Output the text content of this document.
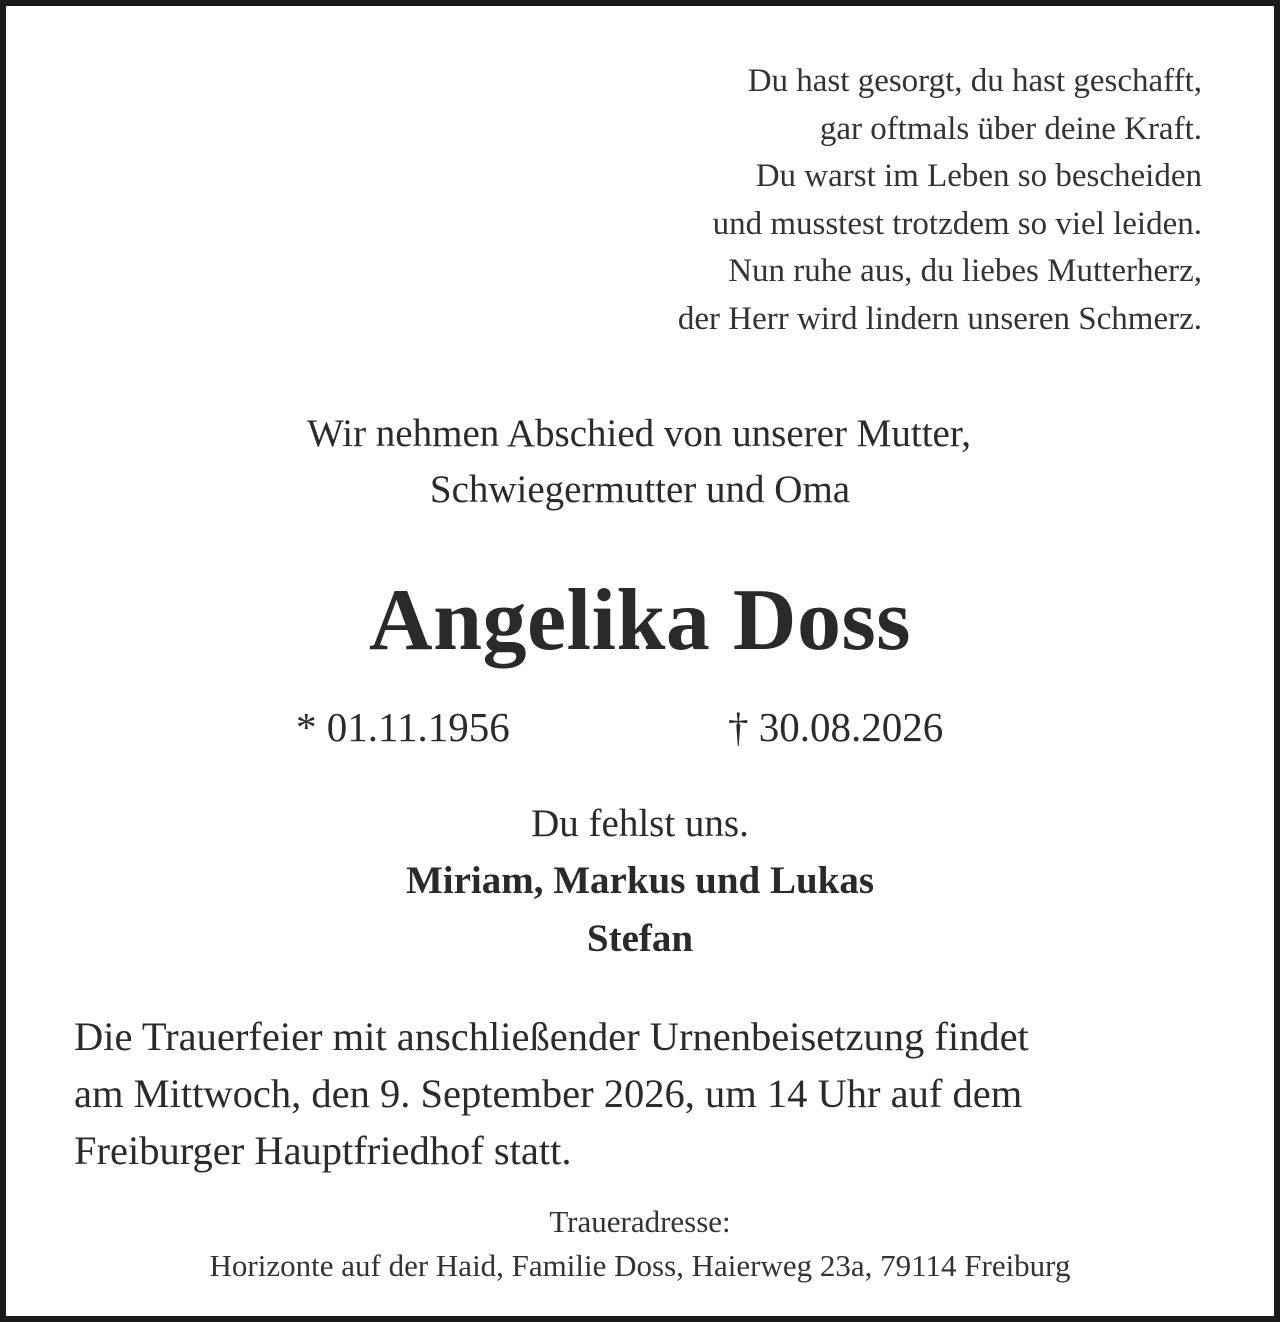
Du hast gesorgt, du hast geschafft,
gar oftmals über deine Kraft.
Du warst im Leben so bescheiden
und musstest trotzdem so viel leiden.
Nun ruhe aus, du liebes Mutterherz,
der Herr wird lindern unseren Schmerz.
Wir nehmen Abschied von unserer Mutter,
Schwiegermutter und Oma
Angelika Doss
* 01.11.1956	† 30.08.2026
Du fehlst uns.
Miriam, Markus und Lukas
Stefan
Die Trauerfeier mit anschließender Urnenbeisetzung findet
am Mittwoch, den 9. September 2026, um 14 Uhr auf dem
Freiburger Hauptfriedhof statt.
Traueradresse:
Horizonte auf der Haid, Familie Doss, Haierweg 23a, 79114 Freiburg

[Your objective]
Report the number of lines in the listing where the string "Doss" appears, and nothing besides.

[Reply to the task]
2